==== Records for processing

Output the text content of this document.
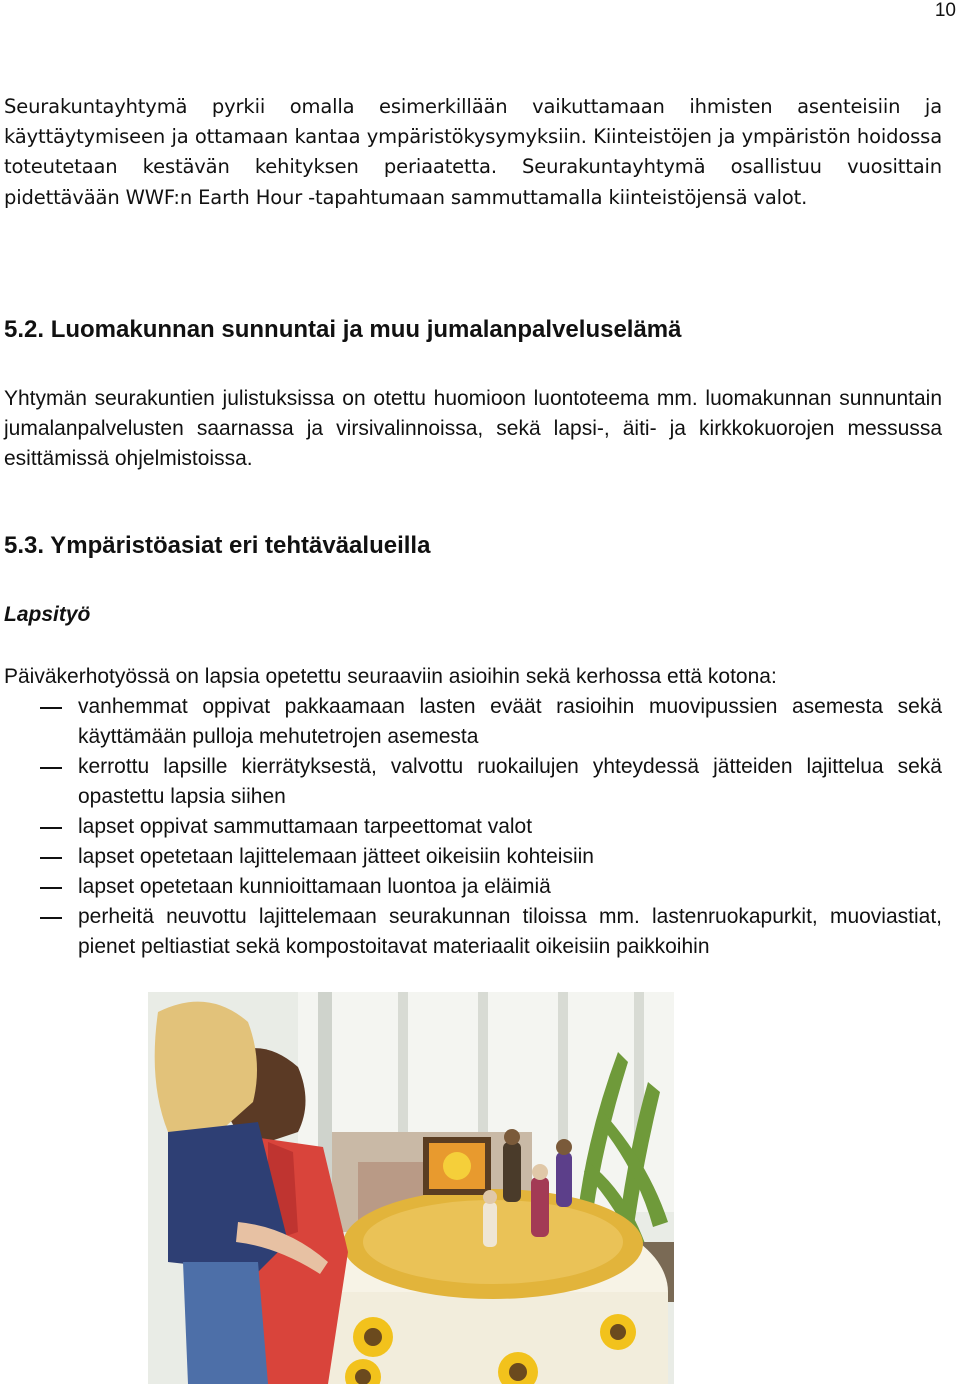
10

Seurakuntayhtymä pyrkii omalla esimerkillään vaikuttamaan ihmisten asenteisiin ja käyttäytymiseen ja ottamaan kantaa ympäristökysymyksiin. Kiinteistöjen ja ympäristön hoidossa toteutetaan kestävän kehityksen periaatetta. Seurakuntayhtymä osallistuu vuosittain pidettävään WWF:n Earth Hour -tapahtumaan sammuttamalla kiinteistöjensä valot.

5.2. Luomakunnan sunnuntai ja muu jumalanpalveluselämä

Yhtymän seurakuntien julistuksissa on otettu huomioon luontoteema mm. luomakunnan sunnuntain jumalanpalvelusten saarnassa ja virsivalinnoissa, sekä lapsi-, äiti- ja kirkkokuorojen messussa esittämissä ohjelmistoissa.

5.3. Ympäristöasiat eri tehtäväalueilla
Lapsityö

Päiväkerhotyössä on lapsia opetettu seuraaviin asioihin sekä kerhossa että kotona:

vanhemmat oppivat pakkaamaan lasten eväät rasioihin muovipussien asemesta sekä käyttämään pulloja mehutetrojen asemesta
kerrottu lapsille kierrätyksestä, valvottu ruokailujen yhteydessä jätteiden lajittelua sekä opastettu lapsia siihen
lapset oppivat sammuttamaan tarpeettomat valot
lapset opetetaan lajittelemaan jätteet oikeisiin kohteisiin
lapset opetetaan kunnioittamaan luontoa ja eläimiä
perheitä neuvottu lajittelemaan seurakunnan tiloissa mm. lastenruokapurkit, muoviastiat, pienet peltiastiat sekä kompostoitavat materiaalit oikeisiin paikkoihin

========

(Task to carry out): Pick out and copy the lines of the material that include the word "opetetaan".

(Answer in full):
lapset opetetaan lajittelemaan jätteet oikeisiin kohteisiin
lapset opetetaan kunnioittamaan luontoa ja eläimiä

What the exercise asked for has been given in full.